>> Begin

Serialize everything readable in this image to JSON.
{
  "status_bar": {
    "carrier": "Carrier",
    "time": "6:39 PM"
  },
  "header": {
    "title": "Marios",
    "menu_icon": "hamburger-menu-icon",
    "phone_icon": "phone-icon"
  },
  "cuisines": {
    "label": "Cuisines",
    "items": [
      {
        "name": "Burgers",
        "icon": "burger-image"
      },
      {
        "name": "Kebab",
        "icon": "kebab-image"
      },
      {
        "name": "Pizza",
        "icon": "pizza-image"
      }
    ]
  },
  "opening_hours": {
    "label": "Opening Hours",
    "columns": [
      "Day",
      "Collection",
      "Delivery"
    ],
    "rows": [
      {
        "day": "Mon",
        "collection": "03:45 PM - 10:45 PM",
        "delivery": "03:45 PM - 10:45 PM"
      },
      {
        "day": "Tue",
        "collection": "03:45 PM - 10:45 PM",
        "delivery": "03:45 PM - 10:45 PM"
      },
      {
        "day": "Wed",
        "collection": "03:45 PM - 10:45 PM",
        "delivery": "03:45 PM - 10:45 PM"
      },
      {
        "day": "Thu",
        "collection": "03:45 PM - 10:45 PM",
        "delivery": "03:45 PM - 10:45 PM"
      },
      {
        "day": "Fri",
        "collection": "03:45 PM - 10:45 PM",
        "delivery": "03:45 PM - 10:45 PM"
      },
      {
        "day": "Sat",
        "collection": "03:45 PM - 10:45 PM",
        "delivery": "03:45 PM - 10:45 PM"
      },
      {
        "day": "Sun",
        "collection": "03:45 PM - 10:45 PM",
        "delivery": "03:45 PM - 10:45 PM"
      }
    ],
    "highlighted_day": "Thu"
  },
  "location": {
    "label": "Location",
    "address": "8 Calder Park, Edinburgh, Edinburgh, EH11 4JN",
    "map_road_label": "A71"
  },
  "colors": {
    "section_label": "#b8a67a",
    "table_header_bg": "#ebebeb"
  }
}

>> End

SHORT PROBLEM:
Transcribe each entry precisely, missing none.

WORKED ANSWER:
Serialize everything readable in this image to JSON.
{
  "status_bar": {
    "carrier": "Carrier",
    "time": "6:39 PM"
  },
  "header": {
    "title": "Marios",
    "menu_icon": "hamburger-menu-icon",
    "phone_icon": "phone-icon"
  },
  "cuisines": {
    "label": "Cuisines",
    "items": [
      {
        "name": "Burgers",
        "icon": "burger-image"
      },
      {
        "name": "Kebab",
        "icon": "kebab-image"
      },
      {
        "name": "Pizza",
        "icon": "pizza-image"
      }
    ]
  },
  "opening_hours": {
    "label": "Opening Hours",
    "columns": [
      "Day",
      "Collection",
      "Delivery"
    ],
    "rows": [
      {
        "day": "Mon",
        "collection": "03:45 PM - 10:45 PM",
        "delivery": "03:45 PM - 10:45 PM"
      },
      {
        "day": "Tue",
        "collection": "03:45 PM - 10:45 PM",
        "delivery": "03:45 PM - 10:45 PM"
      },
      {
        "day": "Wed",
        "collection": "03:45 PM - 10:45 PM",
        "delivery": "03:45 PM - 10:45 PM"
      },
      {
        "day": "Thu",
        "collection": "03:45 PM - 10:45 PM",
        "delivery": "03:45 PM - 10:45 PM"
      },
      {
        "day": "Fri",
        "collection": "03:45 PM - 10:45 PM",
        "delivery": "03:45 PM - 10:45 PM"
      },
      {
        "day": "Sat",
        "collection": "03:45 PM - 10:45 PM",
        "delivery": "03:45 PM - 10:45 PM"
      },
      {
        "day": "Sun",
        "collection": "03:45 PM - 10:45 PM",
        "delivery": "03:45 PM - 10:45 PM"
      }
    ],
    "highlighted_day": "Thu"
  },
  "location": {
    "label": "Location",
    "address": "8 Calder Park, Edinburgh, Edinburgh, EH11 4JN",
    "map_road_label": "A71"
  },
  "colors": {
    "section_label": "#b8a67a",
    "table_header_bg": "#ebebeb"
  }
}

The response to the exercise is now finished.